**Records shown:**
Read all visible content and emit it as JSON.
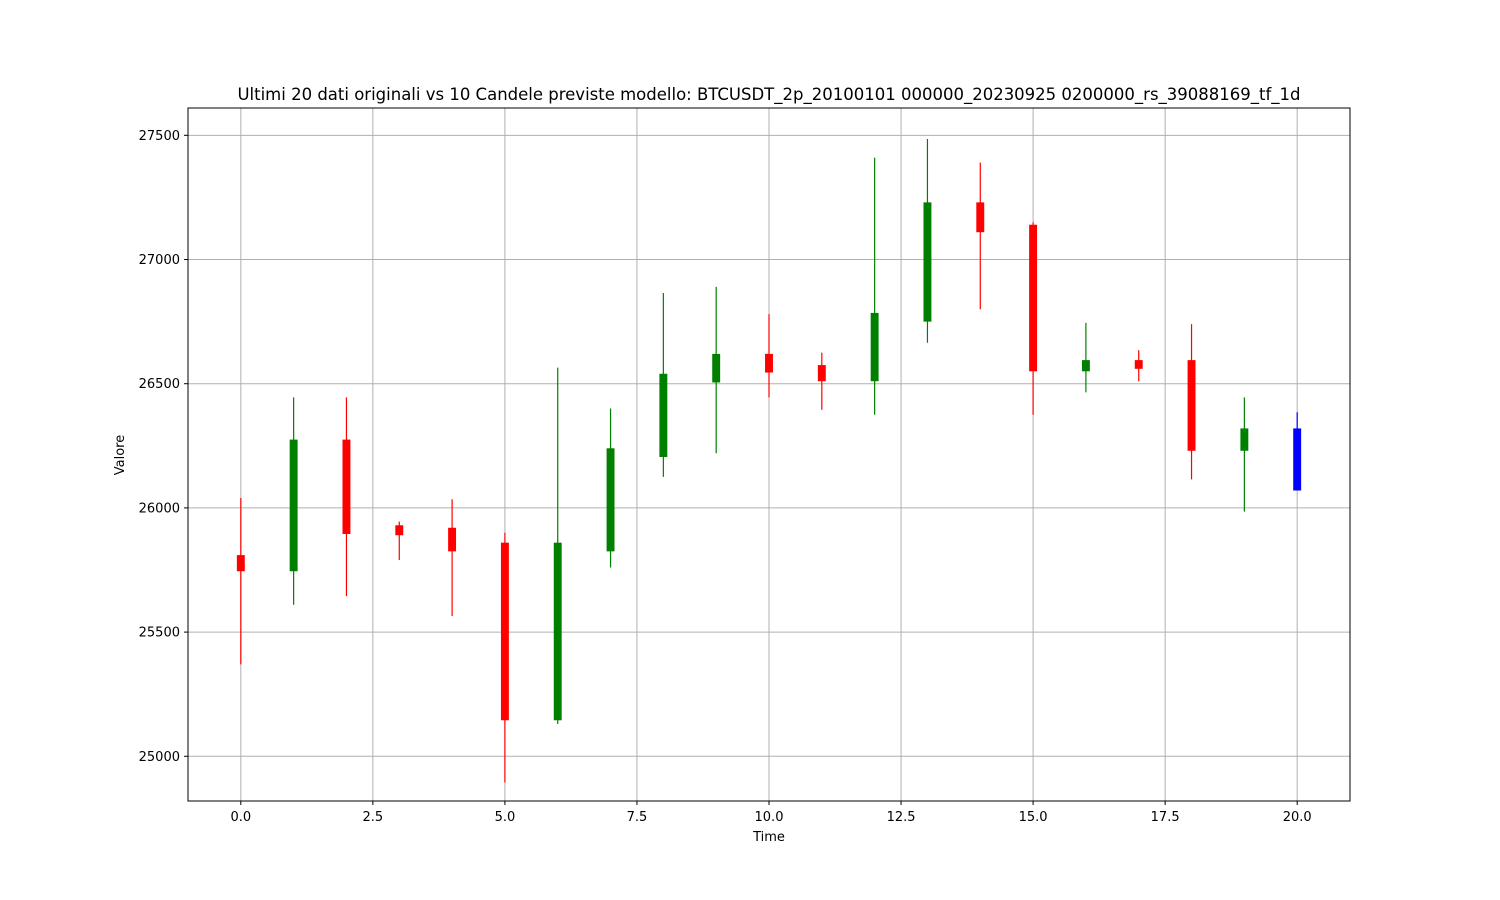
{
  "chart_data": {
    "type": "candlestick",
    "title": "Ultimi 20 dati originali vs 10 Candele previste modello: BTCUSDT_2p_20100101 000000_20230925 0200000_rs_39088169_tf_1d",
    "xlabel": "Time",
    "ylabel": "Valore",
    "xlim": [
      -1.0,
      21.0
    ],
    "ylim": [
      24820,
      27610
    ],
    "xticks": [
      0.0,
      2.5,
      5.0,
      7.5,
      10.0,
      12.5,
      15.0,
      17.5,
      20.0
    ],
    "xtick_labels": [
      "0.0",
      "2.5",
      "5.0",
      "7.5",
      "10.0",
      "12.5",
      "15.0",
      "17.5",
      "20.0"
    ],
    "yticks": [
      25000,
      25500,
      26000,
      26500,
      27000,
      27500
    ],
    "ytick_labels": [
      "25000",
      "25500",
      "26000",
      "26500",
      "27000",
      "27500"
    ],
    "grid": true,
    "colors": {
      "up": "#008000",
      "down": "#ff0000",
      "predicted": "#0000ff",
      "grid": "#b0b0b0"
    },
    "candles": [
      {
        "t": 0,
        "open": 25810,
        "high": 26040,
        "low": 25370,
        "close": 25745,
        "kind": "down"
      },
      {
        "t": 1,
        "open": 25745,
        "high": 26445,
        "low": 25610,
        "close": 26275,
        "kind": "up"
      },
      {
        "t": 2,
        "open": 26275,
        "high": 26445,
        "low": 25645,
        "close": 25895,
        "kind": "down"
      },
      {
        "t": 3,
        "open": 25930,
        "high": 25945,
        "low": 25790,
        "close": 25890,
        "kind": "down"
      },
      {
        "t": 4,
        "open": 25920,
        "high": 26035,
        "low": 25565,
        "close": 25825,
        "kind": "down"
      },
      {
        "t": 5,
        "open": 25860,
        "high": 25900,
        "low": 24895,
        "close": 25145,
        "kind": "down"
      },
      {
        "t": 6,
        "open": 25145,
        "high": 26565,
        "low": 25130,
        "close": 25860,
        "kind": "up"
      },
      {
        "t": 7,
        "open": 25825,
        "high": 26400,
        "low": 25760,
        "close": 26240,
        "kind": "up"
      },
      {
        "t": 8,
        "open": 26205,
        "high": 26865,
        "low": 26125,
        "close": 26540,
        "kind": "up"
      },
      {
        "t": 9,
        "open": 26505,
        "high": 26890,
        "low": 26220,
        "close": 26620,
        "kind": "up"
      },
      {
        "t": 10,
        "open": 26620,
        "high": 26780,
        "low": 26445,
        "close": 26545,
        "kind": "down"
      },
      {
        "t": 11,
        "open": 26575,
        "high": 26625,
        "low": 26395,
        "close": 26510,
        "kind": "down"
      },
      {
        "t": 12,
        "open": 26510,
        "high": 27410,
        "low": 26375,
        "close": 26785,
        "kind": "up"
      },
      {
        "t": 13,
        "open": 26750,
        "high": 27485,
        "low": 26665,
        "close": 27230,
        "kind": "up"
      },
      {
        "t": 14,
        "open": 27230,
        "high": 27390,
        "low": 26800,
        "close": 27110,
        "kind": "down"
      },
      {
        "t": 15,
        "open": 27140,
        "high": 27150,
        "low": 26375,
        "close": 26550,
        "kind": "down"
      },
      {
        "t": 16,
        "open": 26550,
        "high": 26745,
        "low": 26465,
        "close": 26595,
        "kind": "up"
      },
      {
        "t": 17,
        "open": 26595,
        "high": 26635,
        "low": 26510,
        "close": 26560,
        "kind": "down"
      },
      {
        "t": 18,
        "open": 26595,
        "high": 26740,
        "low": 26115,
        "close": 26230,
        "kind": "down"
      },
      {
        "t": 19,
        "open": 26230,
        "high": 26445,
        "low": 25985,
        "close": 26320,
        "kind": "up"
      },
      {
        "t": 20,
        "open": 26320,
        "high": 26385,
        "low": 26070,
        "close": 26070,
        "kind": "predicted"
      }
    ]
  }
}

**Exercise directions:**
Restate the records word for word, omitting images.

**Answer to the problem:**
Read all visible content and emit it as JSON.
{
  "chart_data": {
    "type": "candlestick",
    "title": "Ultimi 20 dati originali vs 10 Candele previste modello: BTCUSDT_2p_20100101 000000_20230925 0200000_rs_39088169_tf_1d",
    "xlabel": "Time",
    "ylabel": "Valore",
    "xlim": [
      -1.0,
      21.0
    ],
    "ylim": [
      24820,
      27610
    ],
    "xticks": [
      0.0,
      2.5,
      5.0,
      7.5,
      10.0,
      12.5,
      15.0,
      17.5,
      20.0
    ],
    "xtick_labels": [
      "0.0",
      "2.5",
      "5.0",
      "7.5",
      "10.0",
      "12.5",
      "15.0",
      "17.5",
      "20.0"
    ],
    "yticks": [
      25000,
      25500,
      26000,
      26500,
      27000,
      27500
    ],
    "ytick_labels": [
      "25000",
      "25500",
      "26000",
      "26500",
      "27000",
      "27500"
    ],
    "grid": true,
    "colors": {
      "up": "#008000",
      "down": "#ff0000",
      "predicted": "#0000ff",
      "grid": "#b0b0b0"
    },
    "candles": [
      {
        "t": 0,
        "open": 25810,
        "high": 26040,
        "low": 25370,
        "close": 25745,
        "kind": "down"
      },
      {
        "t": 1,
        "open": 25745,
        "high": 26445,
        "low": 25610,
        "close": 26275,
        "kind": "up"
      },
      {
        "t": 2,
        "open": 26275,
        "high": 26445,
        "low": 25645,
        "close": 25895,
        "kind": "down"
      },
      {
        "t": 3,
        "open": 25930,
        "high": 25945,
        "low": 25790,
        "close": 25890,
        "kind": "down"
      },
      {
        "t": 4,
        "open": 25920,
        "high": 26035,
        "low": 25565,
        "close": 25825,
        "kind": "down"
      },
      {
        "t": 5,
        "open": 25860,
        "high": 25900,
        "low": 24895,
        "close": 25145,
        "kind": "down"
      },
      {
        "t": 6,
        "open": 25145,
        "high": 26565,
        "low": 25130,
        "close": 25860,
        "kind": "up"
      },
      {
        "t": 7,
        "open": 25825,
        "high": 26400,
        "low": 25760,
        "close": 26240,
        "kind": "up"
      },
      {
        "t": 8,
        "open": 26205,
        "high": 26865,
        "low": 26125,
        "close": 26540,
        "kind": "up"
      },
      {
        "t": 9,
        "open": 26505,
        "high": 26890,
        "low": 26220,
        "close": 26620,
        "kind": "up"
      },
      {
        "t": 10,
        "open": 26620,
        "high": 26780,
        "low": 26445,
        "close": 26545,
        "kind": "down"
      },
      {
        "t": 11,
        "open": 26575,
        "high": 26625,
        "low": 26395,
        "close": 26510,
        "kind": "down"
      },
      {
        "t": 12,
        "open": 26510,
        "high": 27410,
        "low": 26375,
        "close": 26785,
        "kind": "up"
      },
      {
        "t": 13,
        "open": 26750,
        "high": 27485,
        "low": 26665,
        "close": 27230,
        "kind": "up"
      },
      {
        "t": 14,
        "open": 27230,
        "high": 27390,
        "low": 26800,
        "close": 27110,
        "kind": "down"
      },
      {
        "t": 15,
        "open": 27140,
        "high": 27150,
        "low": 26375,
        "close": 26550,
        "kind": "down"
      },
      {
        "t": 16,
        "open": 26550,
        "high": 26745,
        "low": 26465,
        "close": 26595,
        "kind": "up"
      },
      {
        "t": 17,
        "open": 26595,
        "high": 26635,
        "low": 26510,
        "close": 26560,
        "kind": "down"
      },
      {
        "t": 18,
        "open": 26595,
        "high": 26740,
        "low": 26115,
        "close": 26230,
        "kind": "down"
      },
      {
        "t": 19,
        "open": 26230,
        "high": 26445,
        "low": 25985,
        "close": 26320,
        "kind": "up"
      },
      {
        "t": 20,
        "open": 26320,
        "high": 26385,
        "low": 26070,
        "close": 26070,
        "kind": "predicted"
      }
    ]
  }
}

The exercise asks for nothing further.